Aim of the exercise: Write out again, word for word, everything from the first line of the records down to and including the line that contains "data-point — [728, 455, 737, 465]".
++++++++++++++++++++
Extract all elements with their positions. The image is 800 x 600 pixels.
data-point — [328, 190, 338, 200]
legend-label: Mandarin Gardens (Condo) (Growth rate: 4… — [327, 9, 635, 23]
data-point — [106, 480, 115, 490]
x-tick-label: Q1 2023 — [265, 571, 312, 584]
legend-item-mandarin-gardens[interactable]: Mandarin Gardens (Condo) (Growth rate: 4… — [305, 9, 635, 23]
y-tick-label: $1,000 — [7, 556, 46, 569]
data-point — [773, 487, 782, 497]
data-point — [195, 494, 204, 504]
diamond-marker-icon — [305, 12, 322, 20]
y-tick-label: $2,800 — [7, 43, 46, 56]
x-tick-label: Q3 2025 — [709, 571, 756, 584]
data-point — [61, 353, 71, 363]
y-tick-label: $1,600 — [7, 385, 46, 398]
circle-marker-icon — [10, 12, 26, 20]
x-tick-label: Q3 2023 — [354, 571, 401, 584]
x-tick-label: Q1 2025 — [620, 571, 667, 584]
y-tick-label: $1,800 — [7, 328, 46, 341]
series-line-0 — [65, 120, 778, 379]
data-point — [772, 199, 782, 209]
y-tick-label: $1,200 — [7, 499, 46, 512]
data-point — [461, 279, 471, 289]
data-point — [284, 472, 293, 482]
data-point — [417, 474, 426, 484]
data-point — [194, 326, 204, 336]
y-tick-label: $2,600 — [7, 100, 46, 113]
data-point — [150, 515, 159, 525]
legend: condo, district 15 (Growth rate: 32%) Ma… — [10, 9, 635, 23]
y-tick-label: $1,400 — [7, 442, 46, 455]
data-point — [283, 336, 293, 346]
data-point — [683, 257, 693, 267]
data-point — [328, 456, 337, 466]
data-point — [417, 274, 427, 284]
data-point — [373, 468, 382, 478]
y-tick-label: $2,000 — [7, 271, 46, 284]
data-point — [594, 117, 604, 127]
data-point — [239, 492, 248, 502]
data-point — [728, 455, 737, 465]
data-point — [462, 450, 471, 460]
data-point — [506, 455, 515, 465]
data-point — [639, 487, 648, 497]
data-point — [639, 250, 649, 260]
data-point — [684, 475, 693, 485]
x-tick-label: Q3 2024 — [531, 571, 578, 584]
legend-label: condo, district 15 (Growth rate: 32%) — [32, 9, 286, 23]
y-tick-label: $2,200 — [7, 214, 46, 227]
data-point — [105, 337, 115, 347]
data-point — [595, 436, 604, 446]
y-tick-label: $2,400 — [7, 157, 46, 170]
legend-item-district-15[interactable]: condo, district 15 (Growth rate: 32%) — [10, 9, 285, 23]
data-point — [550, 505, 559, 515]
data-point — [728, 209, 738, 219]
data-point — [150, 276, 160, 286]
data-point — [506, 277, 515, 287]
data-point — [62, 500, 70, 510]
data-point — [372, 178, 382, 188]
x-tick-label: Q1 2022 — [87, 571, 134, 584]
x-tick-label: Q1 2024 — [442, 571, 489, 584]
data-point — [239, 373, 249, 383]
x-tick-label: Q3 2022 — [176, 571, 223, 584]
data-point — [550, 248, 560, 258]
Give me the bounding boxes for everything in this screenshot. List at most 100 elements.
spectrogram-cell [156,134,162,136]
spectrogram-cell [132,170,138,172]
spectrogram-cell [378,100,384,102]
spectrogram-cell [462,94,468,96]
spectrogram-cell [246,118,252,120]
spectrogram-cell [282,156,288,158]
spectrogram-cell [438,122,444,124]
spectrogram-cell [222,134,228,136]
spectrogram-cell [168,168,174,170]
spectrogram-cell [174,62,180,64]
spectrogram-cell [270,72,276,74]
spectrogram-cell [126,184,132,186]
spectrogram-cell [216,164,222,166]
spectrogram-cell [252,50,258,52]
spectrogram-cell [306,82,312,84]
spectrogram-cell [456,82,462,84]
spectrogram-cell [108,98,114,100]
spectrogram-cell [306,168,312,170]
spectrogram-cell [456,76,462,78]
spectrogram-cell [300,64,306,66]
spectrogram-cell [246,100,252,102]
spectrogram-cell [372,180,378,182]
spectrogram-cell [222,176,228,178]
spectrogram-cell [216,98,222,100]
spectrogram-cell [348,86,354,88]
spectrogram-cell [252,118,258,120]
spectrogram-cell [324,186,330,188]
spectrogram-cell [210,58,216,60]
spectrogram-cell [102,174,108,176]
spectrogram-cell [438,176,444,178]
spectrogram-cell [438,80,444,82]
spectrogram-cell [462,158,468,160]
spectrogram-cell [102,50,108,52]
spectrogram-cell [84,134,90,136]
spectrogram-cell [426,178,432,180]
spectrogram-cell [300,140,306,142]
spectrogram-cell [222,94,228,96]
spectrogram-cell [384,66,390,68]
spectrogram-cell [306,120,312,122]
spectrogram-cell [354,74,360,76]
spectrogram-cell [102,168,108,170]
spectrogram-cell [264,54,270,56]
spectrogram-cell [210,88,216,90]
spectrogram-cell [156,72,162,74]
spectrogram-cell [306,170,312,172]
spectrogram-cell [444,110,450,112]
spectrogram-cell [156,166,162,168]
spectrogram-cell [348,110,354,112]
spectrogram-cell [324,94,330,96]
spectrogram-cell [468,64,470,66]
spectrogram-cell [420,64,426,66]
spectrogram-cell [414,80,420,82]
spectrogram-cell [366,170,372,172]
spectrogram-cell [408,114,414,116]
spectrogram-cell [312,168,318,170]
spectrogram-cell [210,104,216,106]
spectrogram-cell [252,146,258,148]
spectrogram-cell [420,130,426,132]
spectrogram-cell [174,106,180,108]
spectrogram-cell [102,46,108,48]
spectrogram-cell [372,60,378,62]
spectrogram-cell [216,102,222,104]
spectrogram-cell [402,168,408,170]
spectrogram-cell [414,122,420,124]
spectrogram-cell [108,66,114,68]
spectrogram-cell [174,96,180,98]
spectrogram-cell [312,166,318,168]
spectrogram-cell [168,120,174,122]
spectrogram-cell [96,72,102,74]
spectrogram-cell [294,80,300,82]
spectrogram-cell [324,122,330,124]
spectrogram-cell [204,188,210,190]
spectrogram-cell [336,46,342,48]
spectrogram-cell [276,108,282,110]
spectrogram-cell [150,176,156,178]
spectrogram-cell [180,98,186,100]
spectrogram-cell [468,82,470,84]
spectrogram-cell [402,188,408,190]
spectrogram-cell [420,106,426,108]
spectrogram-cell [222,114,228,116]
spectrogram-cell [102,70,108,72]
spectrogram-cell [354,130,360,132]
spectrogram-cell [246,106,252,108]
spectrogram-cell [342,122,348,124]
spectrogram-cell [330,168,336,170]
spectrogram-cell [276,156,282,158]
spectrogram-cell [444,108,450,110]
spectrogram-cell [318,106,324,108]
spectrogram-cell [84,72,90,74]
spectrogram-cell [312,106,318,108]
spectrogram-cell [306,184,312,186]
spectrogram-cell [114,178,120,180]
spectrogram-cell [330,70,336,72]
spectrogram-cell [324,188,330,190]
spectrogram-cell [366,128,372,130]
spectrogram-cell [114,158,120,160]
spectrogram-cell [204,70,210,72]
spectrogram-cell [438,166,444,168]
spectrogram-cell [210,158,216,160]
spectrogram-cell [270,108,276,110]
++++++++++++++++++++
Result of the exercise:
Extract all elements with their positions. The image is 800 x 600 pixels.
data-point — [328, 190, 338, 200]
legend-label: Mandarin Gardens (Condo) (Growth rate: 4… — [327, 9, 635, 23]
data-point — [106, 480, 115, 490]
x-tick-label: Q1 2023 — [265, 571, 312, 584]
legend-item-mandarin-gardens[interactable]: Mandarin Gardens (Condo) (Growth rate: 4… — [305, 9, 635, 23]
y-tick-label: $1,000 — [7, 556, 46, 569]
data-point — [773, 487, 782, 497]
data-point — [195, 494, 204, 504]
diamond-marker-icon — [305, 12, 322, 20]
y-tick-label: $2,800 — [7, 43, 46, 56]
x-tick-label: Q3 2025 — [709, 571, 756, 584]
data-point — [61, 353, 71, 363]
y-tick-label: $1,600 — [7, 385, 46, 398]
circle-marker-icon — [10, 12, 26, 20]
x-tick-label: Q3 2023 — [354, 571, 401, 584]
x-tick-label: Q1 2025 — [620, 571, 667, 584]
y-tick-label: $1,800 — [7, 328, 46, 341]
series-line-0 — [65, 120, 778, 379]
data-point — [772, 199, 782, 209]
y-tick-label: $1,200 — [7, 499, 46, 512]
data-point — [461, 279, 471, 289]
data-point — [284, 472, 293, 482]
data-point — [417, 474, 426, 484]
data-point — [194, 326, 204, 336]
y-tick-label: $2,600 — [7, 100, 46, 113]
data-point — [150, 515, 159, 525]
legend: condo, district 15 (Growth rate: 32%) Ma… — [10, 9, 635, 23]
y-tick-label: $1,400 — [7, 442, 46, 455]
data-point — [283, 336, 293, 346]
data-point — [683, 257, 693, 267]
data-point — [328, 456, 337, 466]
data-point — [417, 274, 427, 284]
data-point — [373, 468, 382, 478]
y-tick-label: $2,000 — [7, 271, 46, 284]
data-point — [594, 117, 604, 127]
data-point — [239, 492, 248, 502]
data-point — [728, 455, 737, 465]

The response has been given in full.